Direction:
Report every line below that holds the word "text".

----------------

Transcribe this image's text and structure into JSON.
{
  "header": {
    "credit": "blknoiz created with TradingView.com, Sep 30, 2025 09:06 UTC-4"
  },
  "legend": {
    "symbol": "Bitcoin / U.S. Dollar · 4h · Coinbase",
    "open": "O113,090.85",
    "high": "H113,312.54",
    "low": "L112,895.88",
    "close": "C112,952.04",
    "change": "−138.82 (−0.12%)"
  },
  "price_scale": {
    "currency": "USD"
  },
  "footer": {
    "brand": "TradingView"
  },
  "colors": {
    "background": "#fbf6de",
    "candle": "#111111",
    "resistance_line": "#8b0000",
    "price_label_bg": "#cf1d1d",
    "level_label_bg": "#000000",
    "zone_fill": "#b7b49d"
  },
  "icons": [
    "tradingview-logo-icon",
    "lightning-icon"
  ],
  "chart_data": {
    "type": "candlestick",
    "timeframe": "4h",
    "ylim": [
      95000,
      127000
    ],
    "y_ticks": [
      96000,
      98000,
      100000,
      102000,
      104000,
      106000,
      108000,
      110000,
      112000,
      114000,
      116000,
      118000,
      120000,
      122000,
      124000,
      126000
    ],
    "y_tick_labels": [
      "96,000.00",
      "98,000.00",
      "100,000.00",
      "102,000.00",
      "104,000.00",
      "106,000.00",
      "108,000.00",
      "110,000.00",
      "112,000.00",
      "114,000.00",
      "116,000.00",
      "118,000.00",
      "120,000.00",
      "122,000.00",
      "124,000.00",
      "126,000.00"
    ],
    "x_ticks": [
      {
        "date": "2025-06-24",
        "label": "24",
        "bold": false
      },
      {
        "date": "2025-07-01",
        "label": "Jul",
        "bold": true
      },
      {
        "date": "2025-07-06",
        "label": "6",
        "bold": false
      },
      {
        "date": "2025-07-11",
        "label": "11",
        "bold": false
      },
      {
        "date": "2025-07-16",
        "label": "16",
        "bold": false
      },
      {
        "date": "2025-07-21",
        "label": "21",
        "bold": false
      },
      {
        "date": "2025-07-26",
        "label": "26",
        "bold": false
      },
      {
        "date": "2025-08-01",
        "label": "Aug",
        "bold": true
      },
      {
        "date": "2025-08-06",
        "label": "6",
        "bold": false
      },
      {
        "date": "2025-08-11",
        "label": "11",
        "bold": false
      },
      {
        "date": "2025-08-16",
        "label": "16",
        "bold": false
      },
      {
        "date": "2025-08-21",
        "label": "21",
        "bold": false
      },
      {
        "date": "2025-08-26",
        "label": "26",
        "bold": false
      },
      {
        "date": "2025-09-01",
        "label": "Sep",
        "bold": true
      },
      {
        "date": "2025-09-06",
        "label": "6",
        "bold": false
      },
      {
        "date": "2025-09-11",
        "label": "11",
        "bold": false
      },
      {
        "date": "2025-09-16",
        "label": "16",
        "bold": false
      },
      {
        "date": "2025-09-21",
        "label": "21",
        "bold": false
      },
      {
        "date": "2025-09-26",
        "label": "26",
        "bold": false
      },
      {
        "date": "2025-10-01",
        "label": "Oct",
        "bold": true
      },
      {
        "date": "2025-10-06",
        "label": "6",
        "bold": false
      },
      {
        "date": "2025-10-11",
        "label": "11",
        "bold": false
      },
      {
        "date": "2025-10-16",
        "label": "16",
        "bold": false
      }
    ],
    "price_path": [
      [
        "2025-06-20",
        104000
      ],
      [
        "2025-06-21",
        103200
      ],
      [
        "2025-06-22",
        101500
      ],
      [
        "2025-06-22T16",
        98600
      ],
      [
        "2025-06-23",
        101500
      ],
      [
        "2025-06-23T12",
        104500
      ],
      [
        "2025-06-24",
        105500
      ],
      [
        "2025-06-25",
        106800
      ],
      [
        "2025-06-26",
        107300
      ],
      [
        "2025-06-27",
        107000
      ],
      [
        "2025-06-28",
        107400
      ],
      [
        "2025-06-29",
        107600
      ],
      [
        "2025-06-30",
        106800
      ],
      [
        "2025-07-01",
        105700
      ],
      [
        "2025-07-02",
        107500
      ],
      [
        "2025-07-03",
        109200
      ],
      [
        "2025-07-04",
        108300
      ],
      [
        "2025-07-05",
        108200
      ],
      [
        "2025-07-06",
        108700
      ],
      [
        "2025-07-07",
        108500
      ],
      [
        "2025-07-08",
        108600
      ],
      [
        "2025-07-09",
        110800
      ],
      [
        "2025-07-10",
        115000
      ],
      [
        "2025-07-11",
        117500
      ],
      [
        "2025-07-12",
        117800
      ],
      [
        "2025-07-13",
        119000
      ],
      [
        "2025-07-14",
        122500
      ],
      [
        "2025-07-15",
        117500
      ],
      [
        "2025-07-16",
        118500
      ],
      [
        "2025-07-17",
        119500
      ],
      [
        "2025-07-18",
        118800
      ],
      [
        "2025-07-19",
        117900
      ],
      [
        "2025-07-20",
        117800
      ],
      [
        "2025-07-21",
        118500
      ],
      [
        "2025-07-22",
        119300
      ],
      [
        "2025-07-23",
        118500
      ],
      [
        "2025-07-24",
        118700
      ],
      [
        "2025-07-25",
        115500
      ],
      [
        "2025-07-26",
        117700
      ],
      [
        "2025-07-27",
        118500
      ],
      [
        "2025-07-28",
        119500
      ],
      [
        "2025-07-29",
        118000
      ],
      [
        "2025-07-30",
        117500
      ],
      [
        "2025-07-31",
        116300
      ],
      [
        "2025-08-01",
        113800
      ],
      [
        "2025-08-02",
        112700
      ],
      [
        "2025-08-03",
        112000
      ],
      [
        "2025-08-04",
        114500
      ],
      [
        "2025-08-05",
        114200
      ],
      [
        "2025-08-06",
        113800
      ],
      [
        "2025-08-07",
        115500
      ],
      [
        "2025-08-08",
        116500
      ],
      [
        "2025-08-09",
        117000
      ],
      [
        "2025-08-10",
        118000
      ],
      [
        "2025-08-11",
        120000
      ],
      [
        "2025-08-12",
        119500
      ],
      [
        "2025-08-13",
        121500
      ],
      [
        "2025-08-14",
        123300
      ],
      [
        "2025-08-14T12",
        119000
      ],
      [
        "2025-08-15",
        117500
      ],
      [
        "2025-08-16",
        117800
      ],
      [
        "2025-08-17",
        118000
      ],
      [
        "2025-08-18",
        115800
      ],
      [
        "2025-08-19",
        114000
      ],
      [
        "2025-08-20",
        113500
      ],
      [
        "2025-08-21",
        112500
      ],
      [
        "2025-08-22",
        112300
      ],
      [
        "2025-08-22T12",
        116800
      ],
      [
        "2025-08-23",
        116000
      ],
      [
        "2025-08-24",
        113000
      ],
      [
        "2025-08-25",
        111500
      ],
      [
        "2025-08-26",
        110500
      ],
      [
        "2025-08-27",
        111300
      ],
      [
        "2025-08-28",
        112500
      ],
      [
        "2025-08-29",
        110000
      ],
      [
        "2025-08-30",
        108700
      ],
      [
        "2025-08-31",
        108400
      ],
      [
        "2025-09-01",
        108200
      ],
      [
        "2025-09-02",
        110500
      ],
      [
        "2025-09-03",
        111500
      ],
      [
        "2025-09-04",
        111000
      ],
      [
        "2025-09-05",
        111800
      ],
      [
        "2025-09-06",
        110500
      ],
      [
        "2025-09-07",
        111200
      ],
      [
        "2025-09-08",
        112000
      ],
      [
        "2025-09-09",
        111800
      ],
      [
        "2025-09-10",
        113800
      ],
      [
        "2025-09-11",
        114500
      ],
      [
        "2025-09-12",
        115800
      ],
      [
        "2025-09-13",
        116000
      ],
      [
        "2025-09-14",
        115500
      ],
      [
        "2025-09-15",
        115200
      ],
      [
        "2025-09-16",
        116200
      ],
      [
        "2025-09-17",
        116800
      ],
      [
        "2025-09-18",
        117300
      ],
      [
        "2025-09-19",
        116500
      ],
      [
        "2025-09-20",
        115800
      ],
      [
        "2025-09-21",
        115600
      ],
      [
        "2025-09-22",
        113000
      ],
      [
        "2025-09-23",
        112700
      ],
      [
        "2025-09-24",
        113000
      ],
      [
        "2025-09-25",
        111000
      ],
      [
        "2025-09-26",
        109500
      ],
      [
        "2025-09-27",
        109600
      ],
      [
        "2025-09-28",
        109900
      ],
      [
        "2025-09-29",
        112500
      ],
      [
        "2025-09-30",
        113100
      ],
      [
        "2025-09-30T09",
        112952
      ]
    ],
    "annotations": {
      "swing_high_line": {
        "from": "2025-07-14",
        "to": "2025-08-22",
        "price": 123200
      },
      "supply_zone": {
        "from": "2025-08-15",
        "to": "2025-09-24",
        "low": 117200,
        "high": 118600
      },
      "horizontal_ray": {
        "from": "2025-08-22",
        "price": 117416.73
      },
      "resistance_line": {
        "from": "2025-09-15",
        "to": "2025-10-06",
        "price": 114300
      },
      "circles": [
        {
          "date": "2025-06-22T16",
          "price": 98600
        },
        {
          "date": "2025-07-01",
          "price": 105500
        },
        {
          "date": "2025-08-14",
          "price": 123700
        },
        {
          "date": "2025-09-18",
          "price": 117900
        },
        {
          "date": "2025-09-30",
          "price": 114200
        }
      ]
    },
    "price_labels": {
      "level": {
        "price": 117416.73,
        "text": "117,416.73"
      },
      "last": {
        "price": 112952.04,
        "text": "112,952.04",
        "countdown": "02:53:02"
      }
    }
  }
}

----------------

Result of the task:
Transcribe this image's text and structure into JSON.
        "text": "117,416.73"
        "text": "112,952.04",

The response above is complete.